◆ Required task ◆
Search the records that follow and extract every line containing the string "text".

[Data extracted from a collection]

---*---

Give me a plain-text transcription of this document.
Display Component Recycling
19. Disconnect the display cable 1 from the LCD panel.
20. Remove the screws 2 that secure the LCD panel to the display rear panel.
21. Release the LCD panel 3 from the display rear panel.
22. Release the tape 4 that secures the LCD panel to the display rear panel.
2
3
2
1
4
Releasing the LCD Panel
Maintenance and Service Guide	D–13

---*---

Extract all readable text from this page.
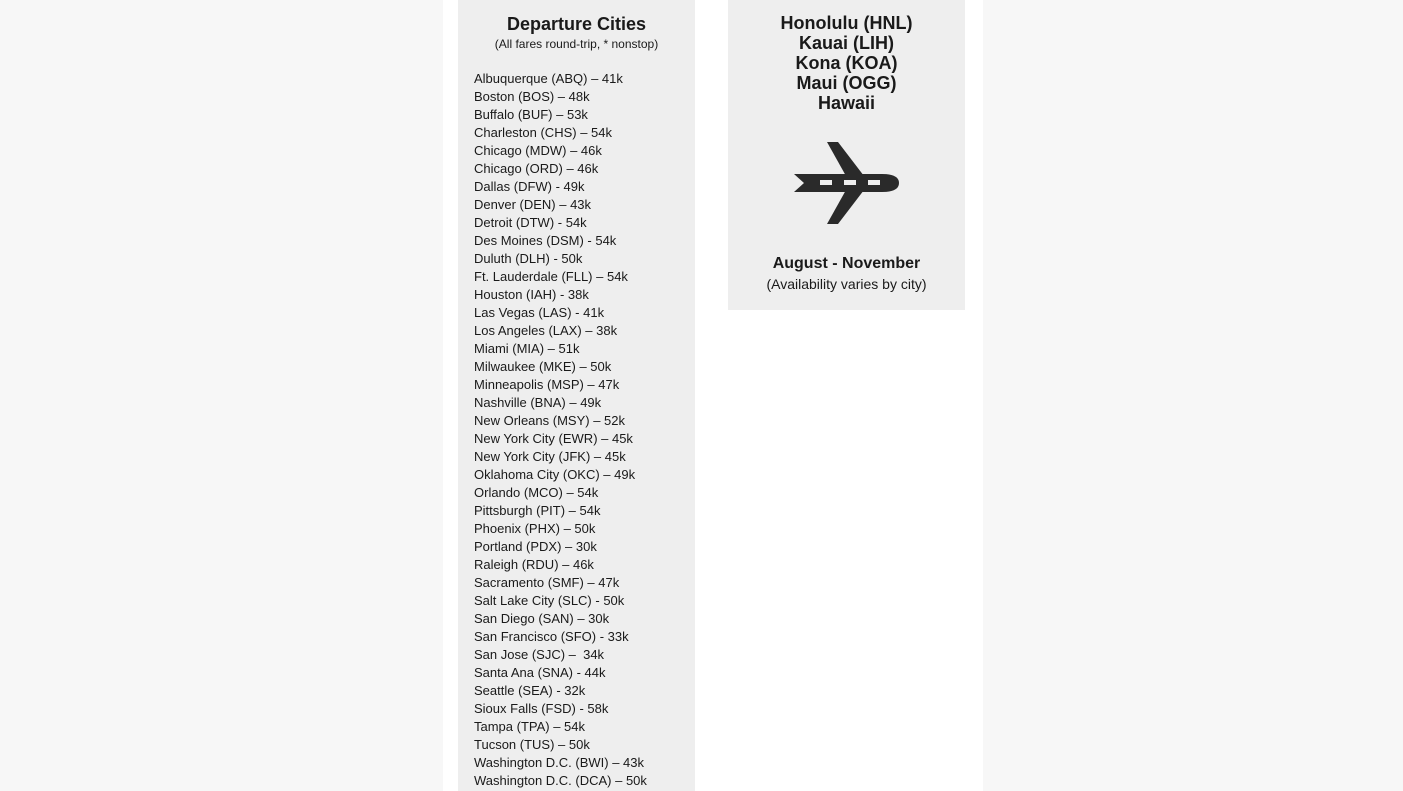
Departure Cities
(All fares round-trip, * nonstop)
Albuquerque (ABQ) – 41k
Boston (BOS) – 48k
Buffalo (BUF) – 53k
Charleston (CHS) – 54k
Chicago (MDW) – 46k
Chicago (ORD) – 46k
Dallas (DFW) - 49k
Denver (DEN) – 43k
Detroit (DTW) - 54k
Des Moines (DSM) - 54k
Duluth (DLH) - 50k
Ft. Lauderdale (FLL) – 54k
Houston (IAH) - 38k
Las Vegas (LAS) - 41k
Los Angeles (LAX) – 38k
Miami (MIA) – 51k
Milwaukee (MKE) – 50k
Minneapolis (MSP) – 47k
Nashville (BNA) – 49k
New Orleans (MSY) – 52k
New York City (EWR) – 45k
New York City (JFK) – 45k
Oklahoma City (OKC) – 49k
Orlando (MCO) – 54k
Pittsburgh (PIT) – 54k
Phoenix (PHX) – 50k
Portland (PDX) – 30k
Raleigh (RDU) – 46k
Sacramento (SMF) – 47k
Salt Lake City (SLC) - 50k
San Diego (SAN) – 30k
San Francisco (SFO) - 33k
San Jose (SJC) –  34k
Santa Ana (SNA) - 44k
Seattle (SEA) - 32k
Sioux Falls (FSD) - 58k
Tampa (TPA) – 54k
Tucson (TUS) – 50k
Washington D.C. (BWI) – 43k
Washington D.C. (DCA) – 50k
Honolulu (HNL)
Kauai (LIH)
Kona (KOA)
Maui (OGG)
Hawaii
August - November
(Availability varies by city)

---*---

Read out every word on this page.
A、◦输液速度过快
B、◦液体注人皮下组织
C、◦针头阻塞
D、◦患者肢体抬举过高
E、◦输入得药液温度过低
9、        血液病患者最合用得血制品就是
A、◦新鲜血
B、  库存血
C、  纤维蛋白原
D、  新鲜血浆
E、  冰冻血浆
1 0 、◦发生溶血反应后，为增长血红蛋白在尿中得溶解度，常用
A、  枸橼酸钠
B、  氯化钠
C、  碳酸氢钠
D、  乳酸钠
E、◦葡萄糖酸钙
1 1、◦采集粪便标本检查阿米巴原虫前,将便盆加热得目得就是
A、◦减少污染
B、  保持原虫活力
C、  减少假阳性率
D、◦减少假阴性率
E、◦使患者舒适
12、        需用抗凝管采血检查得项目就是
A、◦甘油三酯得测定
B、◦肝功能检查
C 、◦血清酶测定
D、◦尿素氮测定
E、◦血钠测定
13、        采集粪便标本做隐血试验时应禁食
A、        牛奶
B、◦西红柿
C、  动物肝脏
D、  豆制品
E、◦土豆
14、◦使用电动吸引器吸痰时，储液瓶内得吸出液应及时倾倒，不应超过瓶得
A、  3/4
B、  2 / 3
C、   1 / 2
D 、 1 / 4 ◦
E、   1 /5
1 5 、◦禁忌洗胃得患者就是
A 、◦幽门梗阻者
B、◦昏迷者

---*---

◆ Response to this task ◆
Give me a plain-text transcription of this document.
Extract all readable text from this page.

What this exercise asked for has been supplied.